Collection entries
┄┄┄┄┄┄┄┄┄┄

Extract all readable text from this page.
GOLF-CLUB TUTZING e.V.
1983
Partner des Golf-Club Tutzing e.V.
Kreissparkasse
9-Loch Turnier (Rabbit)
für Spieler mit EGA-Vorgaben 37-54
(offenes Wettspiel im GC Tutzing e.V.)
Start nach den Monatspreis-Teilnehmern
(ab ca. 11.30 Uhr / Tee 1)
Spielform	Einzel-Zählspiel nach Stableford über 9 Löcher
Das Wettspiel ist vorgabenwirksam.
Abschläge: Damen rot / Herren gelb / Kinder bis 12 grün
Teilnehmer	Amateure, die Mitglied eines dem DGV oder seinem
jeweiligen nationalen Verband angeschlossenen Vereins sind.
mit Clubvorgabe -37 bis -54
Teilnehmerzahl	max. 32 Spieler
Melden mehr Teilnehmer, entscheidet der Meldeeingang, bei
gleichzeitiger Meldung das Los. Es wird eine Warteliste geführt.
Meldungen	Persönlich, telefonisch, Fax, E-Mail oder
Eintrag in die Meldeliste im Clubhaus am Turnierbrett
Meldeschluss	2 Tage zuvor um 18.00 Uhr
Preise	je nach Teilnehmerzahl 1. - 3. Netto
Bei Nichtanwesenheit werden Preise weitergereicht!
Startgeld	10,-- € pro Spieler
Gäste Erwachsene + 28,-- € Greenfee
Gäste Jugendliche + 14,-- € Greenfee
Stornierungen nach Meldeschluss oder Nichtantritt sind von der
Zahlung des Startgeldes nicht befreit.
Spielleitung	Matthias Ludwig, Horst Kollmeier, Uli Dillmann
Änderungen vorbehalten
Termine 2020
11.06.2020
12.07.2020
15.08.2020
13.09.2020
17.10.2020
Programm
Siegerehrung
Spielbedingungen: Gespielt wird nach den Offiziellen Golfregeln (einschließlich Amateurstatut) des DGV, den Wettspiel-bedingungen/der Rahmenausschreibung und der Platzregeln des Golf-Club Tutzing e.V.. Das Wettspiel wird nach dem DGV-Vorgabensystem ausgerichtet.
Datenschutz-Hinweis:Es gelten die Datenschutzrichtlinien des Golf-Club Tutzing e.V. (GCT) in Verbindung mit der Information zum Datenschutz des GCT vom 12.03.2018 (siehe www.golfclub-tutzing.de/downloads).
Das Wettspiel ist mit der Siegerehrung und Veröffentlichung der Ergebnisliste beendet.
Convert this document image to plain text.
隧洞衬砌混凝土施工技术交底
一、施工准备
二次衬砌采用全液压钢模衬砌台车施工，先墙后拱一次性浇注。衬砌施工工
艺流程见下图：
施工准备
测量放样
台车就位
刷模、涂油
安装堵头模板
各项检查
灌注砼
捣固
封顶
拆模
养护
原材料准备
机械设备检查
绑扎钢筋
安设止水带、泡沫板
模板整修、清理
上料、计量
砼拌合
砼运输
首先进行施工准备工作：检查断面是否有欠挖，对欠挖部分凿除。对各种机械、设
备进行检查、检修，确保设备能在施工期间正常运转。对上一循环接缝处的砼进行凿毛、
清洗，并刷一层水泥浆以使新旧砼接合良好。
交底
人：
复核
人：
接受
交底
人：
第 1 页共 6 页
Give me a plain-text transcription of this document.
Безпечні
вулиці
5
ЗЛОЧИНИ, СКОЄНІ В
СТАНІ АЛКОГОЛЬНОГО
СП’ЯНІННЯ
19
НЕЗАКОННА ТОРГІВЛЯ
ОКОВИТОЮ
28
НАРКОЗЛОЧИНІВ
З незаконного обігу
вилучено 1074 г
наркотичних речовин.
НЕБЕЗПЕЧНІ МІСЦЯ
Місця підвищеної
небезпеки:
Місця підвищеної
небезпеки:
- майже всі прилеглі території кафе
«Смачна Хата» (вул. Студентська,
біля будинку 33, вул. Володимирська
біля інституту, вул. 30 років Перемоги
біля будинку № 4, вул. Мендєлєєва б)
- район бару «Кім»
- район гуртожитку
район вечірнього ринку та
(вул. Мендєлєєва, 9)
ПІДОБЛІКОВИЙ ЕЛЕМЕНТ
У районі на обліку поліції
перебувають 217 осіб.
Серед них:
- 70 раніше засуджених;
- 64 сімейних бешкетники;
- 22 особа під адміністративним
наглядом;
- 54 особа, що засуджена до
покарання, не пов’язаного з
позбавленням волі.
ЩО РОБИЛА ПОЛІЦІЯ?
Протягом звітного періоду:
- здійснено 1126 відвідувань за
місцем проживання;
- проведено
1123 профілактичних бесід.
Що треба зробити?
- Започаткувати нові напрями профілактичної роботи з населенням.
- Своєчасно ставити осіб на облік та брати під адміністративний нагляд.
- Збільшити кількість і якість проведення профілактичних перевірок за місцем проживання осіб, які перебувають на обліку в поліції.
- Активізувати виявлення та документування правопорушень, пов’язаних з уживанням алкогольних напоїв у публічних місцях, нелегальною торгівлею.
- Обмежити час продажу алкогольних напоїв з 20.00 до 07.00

┄┄┄┄┄┄┄┄┄┄

** What is expected **
Reproduce each line holding the word "профілактичних".

** Complete output **
1123 профілактичних бесід.
- Збільшити кількість і якість проведення профілактичних перевірок за місцем проживання осіб, які перебувають на обліку в поліції.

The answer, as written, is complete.